Instruction:
Write out the listing below again, swapping "Patent image size" for "Drawing size" everywhere it occurs and leaving everything else unchanged.

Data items
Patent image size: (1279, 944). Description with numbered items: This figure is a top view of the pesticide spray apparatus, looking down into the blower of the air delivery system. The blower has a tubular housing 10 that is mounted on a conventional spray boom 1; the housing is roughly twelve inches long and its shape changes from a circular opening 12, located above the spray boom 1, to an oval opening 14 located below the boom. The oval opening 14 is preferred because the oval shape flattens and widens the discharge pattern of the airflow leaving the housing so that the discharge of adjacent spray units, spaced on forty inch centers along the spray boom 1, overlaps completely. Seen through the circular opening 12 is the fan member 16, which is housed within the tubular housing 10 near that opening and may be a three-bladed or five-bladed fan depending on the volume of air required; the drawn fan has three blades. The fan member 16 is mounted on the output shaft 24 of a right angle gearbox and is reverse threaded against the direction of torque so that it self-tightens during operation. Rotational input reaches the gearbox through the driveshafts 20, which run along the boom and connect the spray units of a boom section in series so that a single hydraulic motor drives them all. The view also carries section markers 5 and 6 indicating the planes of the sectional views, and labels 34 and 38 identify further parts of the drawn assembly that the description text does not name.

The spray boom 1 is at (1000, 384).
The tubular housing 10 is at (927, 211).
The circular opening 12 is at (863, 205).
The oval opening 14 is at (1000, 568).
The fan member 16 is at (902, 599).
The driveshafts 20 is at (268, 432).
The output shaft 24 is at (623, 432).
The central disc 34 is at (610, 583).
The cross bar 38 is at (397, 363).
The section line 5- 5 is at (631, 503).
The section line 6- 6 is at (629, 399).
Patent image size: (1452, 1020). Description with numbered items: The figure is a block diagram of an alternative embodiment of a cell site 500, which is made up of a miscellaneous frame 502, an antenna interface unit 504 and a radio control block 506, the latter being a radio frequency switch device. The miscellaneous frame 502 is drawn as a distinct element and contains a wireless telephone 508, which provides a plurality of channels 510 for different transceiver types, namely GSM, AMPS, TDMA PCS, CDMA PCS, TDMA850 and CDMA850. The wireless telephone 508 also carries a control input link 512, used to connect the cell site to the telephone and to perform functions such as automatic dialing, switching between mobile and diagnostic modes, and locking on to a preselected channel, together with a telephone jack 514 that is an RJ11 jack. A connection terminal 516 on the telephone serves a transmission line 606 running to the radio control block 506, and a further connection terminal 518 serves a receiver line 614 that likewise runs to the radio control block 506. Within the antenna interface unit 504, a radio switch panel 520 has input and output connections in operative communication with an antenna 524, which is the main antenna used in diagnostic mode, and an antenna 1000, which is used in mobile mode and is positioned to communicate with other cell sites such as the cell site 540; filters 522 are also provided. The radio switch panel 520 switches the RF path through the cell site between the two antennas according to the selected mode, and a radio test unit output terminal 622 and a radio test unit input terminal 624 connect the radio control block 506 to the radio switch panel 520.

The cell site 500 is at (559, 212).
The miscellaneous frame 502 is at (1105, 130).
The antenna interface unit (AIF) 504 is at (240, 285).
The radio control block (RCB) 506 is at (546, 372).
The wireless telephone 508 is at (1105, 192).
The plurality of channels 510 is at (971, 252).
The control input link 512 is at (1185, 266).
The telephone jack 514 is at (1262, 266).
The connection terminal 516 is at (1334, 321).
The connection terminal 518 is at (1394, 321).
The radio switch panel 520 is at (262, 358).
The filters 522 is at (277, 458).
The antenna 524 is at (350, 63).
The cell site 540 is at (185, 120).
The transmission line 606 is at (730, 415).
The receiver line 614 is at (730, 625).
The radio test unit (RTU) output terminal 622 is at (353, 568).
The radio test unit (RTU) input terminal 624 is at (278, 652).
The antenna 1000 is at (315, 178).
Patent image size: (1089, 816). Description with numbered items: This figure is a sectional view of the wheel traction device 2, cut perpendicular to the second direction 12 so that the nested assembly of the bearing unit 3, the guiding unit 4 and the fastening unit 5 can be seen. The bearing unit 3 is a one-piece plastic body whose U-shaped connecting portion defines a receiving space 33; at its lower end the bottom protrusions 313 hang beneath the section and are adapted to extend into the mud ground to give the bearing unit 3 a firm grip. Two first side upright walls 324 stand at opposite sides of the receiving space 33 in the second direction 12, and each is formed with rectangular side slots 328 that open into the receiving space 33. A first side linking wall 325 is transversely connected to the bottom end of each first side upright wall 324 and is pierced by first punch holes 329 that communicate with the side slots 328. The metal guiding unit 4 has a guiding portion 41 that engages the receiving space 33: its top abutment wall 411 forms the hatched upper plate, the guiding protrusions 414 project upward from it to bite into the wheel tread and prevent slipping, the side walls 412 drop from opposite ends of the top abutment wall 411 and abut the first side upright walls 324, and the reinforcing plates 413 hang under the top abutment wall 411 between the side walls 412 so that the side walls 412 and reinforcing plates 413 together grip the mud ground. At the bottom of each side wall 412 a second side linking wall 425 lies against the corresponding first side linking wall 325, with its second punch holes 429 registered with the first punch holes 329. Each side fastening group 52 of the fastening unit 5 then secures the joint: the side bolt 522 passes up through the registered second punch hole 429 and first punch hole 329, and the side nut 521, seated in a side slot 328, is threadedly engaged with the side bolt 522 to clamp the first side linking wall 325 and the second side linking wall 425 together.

Written response:
Drawing size: (1279, 944). Description with numbered items: This figure is a top view of the pesticide spray apparatus, looking down into the blower of the air delivery system. The blower has a tubular housing 10 that is mounted on a conventional spray boom 1; the housing is roughly twelve inches long and its shape changes from a circular opening 12, located above the spray boom 1, to an oval opening 14 located below the boom. The oval opening 14 is preferred because the oval shape flattens and widens the discharge pattern of the airflow leaving the housing so that the discharge of adjacent spray units, spaced on forty inch centers along the spray boom 1, overlaps completely. Seen through the circular opening 12 is the fan member 16, which is housed within the tubular housing 10 near that opening and may be a three-bladed or five-bladed fan depending on the volume of air required; the drawn fan has three blades. The fan member 16 is mounted on the output shaft 24 of a right angle gearbox and is reverse threaded against the direction of torque so that it self-tightens during operation. Rotational input reaches the gearbox through the driveshafts 20, which run along the boom and connect the spray units of a boom section in series so that a single hydraulic motor drives them all. The view also carries section markers 5 and 6 indicating the planes of the sectional views, and labels 34 and 38 identify further parts of the drawn assembly that the description text does not name.

The spray boom 1 is at (1000, 384).
The tubular housing 10 is at (927, 211).
The circular opening 12 is at (863, 205).
The oval opening 14 is at (1000, 568).
The fan member 16 is at (902, 599).
The driveshafts 20 is at (268, 432).
The output shaft 24 is at (623, 432).
The central disc 34 is at (610, 583).
The cross bar 38 is at (397, 363).
The section line 5- 5 is at (631, 503).
The section line 6- 6 is at (629, 399).
Drawing size: (1452, 1020). Description with numbered items: The figure is a block diagram of an alternative embodiment of a cell site 500, which is made up of a miscellaneous frame 502, an antenna interface unit 504 and a radio control block 506, the latter being a radio frequency switch device. The miscellaneous frame 502 is drawn as a distinct element and contains a wireless telephone 508, which provides a plurality of channels 510 for different transceiver types, namely GSM, AMPS, TDMA PCS, CDMA PCS, TDMA850 and CDMA850. The wireless telephone 508 also carries a control input link 512, used to connect the cell site to the telephone and to perform functions such as automatic dialing, switching between mobile and diagnostic modes, and locking on to a preselected channel, together with a telephone jack 514 that is an RJ11 jack. A connection terminal 516 on the telephone serves a transmission line 606 running to the radio control block 506, and a further connection terminal 518 serves a receiver line 614 that likewise runs to the radio control block 506. Within the antenna interface unit 504, a radio switch panel 520 has input and output connections in operative communication with an antenna 524, which is the main antenna used in diagnostic mode, and an antenna 1000, which is used in mobile mode and is positioned to communicate with other cell sites such as the cell site 540; filters 522 are also provided. The radio switch panel 520 switches the RF path through the cell site between the two antennas according to the selected mode, and a radio test unit output terminal 622 and a radio test unit input terminal 624 connect the radio control block 506 to the radio switch panel 520.

The cell site 500 is at (559, 212).
The miscellaneous frame 502 is at (1105, 130).
The antenna interface unit (AIF) 504 is at (240, 285).
The radio control block (RCB) 506 is at (546, 372).
The wireless telephone 508 is at (1105, 192).
The plurality of channels 510 is at (971, 252).
The control input link 512 is at (1185, 266).
The telephone jack 514 is at (1262, 266).
The connection terminal 516 is at (1334, 321).
The connection terminal 518 is at (1394, 321).
The radio switch panel 520 is at (262, 358).
The filters 522 is at (277, 458).
The antenna 524 is at (350, 63).
The cell site 540 is at (185, 120).
The transmission line 606 is at (730, 415).
The receiver line 614 is at (730, 625).
The radio test unit (RTU) output terminal 622 is at (353, 568).
The radio test unit (RTU) input terminal 624 is at (278, 652).
The antenna 1000 is at (315, 178).
Drawing size: (1089, 816). Description with numbered items: This figure is a sectional view of the wheel traction device 2, cut perpendicular to the second direction 12 so that the nested assembly of the bearing unit 3, the guiding unit 4 and the fastening unit 5 can be seen. The bearing unit 3 is a one-piece plastic body whose U-shaped connecting portion defines a receiving space 33; at its lower end the bottom protrusions 313 hang beneath the section and are adapted to extend into the mud ground to give the bearing unit 3 a firm grip. Two first side upright walls 324 stand at opposite sides of the receiving space 33 in the second direction 12, and each is formed with rectangular side slots 328 that open into the receiving space 33. A first side linking wall 325 is transversely connected to the bottom end of each first side upright wall 324 and is pierced by first punch holes 329 that communicate with the side slots 328. The metal guiding unit 4 has a guiding portion 41 that engages the receiving space 33: its top abutment wall 411 forms the hatched upper plate, the guiding protrusions 414 project upward from it to bite into the wheel tread and prevent slipping, the side walls 412 drop from opposite ends of the top abutment wall 411 and abut the first side upright walls 324, and the reinforcing plates 413 hang under the top abutment wall 411 between the side walls 412 so that the side walls 412 and reinforcing plates 413 together grip the mud ground. At the bottom of each side wall 412 a second side linking wall 425 lies against the corresponding first side linking wall 325, with its second punch holes 429 registered with the first punch holes 329. Each side fastening group 52 of the fastening unit 5 then secures the joint: the side bolt 522 passes up through the registered second punch hole 429 and first punch hole 329, and the side nut 521, seated in a side slot 328, is threadedly engaged with the side bolt 522 to clamp the first side linking wall 325 and the second side linking wall 425 together.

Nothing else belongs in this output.